═══ Extracted data
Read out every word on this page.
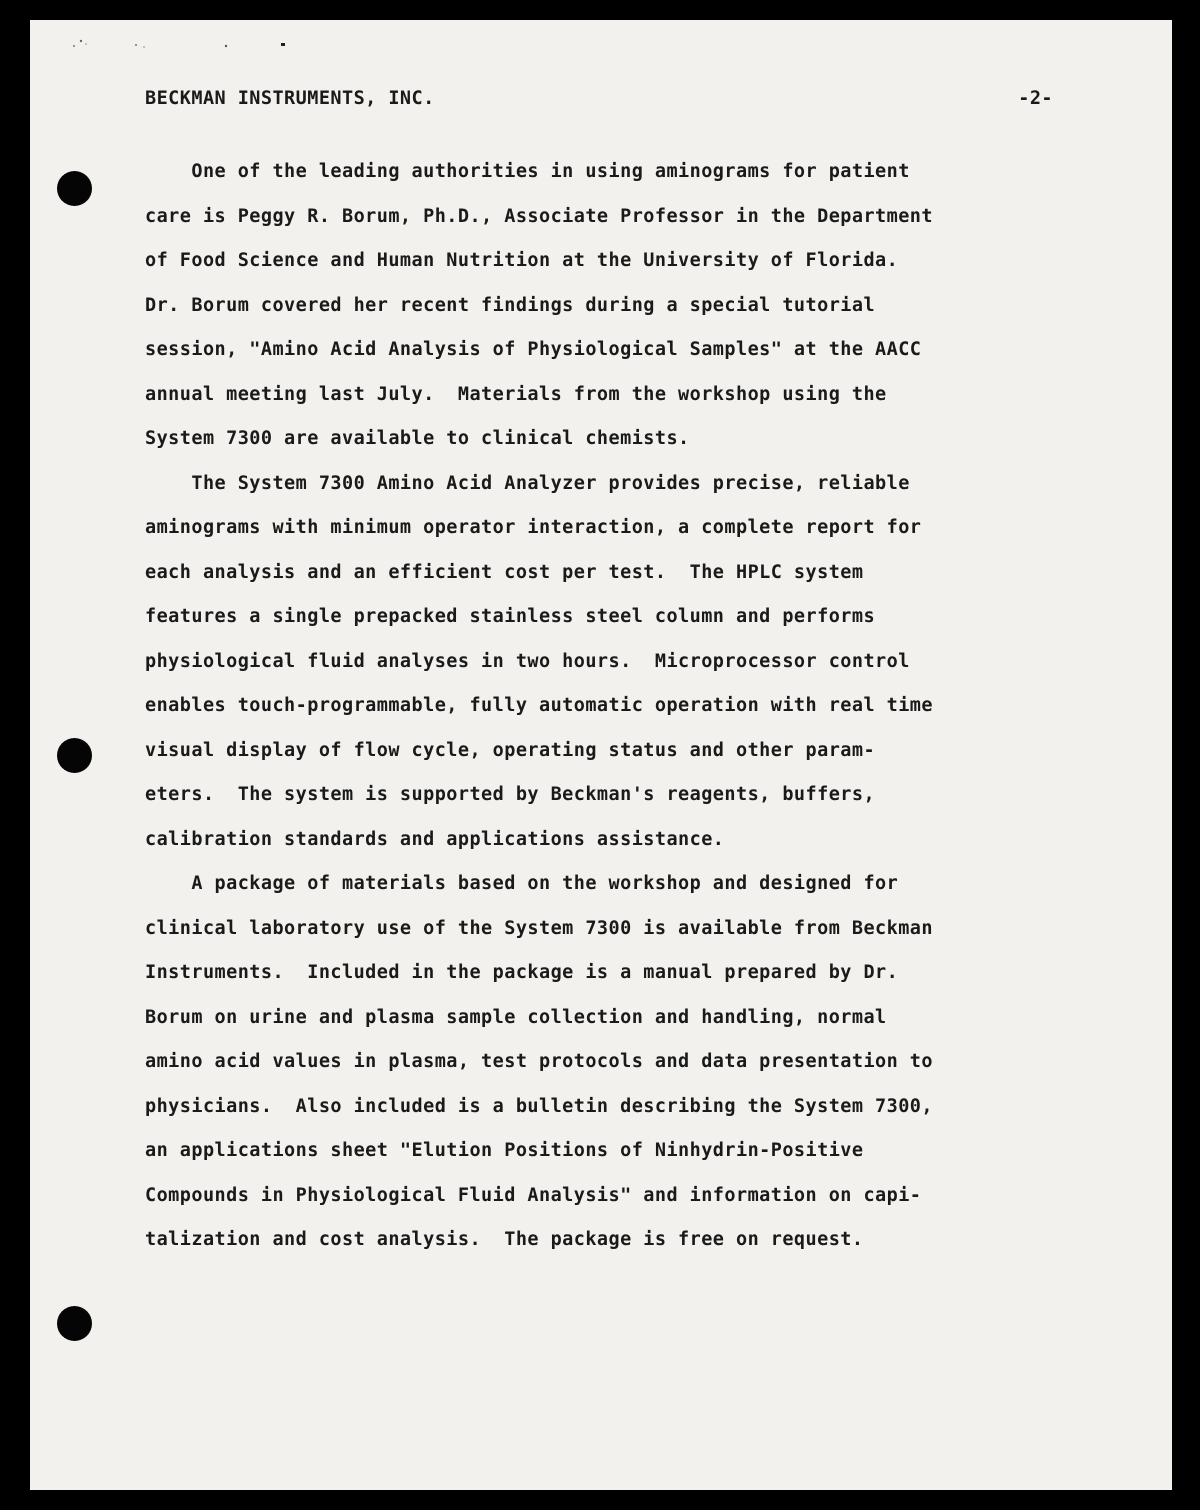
BECKMAN INSTRUMENTS, INC.	-2-
One of the leading authorities in using aminograms for patient
care is Peggy R. Borum, Ph.D., Associate Professor in the Department
of Food Science and Human Nutrition at the University of Florida.
Dr. Borum covered her recent findings during a special tutorial
session, "Amino Acid Analysis of Physiological Samples" at the AACC
annual meeting last July.  Materials from the workshop using the
System 7300 are available to clinical chemists.
The System 7300 Amino Acid Analyzer provides precise, reliable
aminograms with minimum operator interaction, a complete report for
each analysis and an efficient cost per test.  The HPLC system
features a single prepacked stainless steel column and performs
physiological fluid analyses in two hours.  Microprocessor control
enables touch-programmable, fully automatic operation with real time
visual display of flow cycle, operating status and other param-
eters.  The system is supported by Beckman's reagents, buffers,
calibration standards and applications assistance.
A package of materials based on the workshop and designed for
clinical laboratory use of the System 7300 is available from Beckman
Instruments.  Included in the package is a manual prepared by Dr.
Borum on urine and plasma sample collection and handling, normal
amino acid values in plasma, test protocols and data presentation to
physicians.  Also included is a bulletin describing the System 7300,
an applications sheet "Elution Positions of Ninhydrin-Positive
Compounds in Physiological Fluid Analysis" and information on capi-
talization and cost analysis.  The package is free on request.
══════
> [Stated task] Above is a listing; report how many of its lines include the word "Borum", giving the number only.

> [Answer to the task] 3